* A block of data
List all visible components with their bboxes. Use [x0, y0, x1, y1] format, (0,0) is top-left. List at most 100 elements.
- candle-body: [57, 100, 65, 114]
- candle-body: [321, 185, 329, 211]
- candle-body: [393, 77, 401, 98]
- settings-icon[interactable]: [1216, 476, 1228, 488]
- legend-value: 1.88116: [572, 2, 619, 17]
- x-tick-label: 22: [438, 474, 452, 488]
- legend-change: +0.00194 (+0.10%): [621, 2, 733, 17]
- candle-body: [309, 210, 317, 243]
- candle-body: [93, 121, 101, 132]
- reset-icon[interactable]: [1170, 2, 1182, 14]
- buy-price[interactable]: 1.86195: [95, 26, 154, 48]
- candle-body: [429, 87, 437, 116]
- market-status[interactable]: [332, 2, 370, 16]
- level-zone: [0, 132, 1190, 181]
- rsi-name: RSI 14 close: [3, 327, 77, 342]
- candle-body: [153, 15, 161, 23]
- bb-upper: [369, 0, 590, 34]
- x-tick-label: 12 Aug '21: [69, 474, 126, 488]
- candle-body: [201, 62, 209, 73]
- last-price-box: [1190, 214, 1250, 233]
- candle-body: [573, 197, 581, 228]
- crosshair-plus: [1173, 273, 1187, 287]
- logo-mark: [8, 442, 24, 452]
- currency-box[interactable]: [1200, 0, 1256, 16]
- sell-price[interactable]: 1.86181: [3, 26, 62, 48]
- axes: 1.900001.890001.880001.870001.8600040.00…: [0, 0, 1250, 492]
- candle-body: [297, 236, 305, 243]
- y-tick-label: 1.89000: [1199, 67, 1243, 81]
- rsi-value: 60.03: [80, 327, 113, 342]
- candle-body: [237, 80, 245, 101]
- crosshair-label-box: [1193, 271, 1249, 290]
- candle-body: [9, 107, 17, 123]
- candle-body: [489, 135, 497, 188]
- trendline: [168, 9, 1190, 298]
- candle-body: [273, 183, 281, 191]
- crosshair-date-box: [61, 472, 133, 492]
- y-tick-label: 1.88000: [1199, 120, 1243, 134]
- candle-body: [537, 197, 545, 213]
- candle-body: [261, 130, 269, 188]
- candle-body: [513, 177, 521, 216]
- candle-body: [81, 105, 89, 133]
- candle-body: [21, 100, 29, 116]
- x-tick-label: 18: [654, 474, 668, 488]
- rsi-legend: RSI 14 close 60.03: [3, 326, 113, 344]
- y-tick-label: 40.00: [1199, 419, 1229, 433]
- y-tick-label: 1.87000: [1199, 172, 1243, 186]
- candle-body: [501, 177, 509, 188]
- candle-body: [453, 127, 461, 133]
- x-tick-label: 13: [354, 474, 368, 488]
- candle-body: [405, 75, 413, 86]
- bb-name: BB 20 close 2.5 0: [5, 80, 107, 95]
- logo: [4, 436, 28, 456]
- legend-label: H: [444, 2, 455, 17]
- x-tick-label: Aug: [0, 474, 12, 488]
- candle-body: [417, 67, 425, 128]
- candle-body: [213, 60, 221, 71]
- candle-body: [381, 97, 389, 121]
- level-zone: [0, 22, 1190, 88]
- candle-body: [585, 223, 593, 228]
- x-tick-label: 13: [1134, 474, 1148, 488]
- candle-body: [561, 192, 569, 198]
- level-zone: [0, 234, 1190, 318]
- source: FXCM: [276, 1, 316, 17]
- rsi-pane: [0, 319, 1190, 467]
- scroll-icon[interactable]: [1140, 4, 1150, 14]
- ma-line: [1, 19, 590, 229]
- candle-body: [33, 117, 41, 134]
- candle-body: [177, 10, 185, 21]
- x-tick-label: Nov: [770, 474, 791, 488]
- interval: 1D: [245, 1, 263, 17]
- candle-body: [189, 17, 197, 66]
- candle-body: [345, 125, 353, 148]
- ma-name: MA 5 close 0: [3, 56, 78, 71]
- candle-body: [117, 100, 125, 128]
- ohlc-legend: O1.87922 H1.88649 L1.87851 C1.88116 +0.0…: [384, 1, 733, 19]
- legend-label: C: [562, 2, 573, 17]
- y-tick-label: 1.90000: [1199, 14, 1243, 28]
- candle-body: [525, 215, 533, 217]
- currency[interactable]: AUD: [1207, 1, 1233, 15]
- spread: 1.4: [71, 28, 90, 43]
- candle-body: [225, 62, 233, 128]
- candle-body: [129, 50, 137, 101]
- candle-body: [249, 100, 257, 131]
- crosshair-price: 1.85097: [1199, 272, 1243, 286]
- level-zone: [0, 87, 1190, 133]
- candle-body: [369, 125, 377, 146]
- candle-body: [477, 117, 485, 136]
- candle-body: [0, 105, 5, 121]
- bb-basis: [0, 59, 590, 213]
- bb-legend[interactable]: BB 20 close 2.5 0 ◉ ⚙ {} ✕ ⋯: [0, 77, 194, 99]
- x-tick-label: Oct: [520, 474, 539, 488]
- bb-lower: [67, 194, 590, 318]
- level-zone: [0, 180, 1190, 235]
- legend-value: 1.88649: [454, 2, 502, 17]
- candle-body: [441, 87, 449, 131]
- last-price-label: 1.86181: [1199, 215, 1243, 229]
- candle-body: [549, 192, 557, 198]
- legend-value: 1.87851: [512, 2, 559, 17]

* Description of the task
Copy the records from the first line through the line with "- legend-value: 1.88116: [572, 2, 619, 17]", swapping "candle-body" for "candle-wick" and leaving everything else as is.

* Solution to the exercise
List all visible components with their bboxes. Use [x0, y0, x1, y1] format, (0,0) is top-left. List at most 100 elements.
- candle-wick: [57, 100, 65, 114]
- candle-wick: [321, 185, 329, 211]
- candle-wick: [393, 77, 401, 98]
- settings-icon[interactable]: [1216, 476, 1228, 488]
- legend-value: 1.88116: [572, 2, 619, 17]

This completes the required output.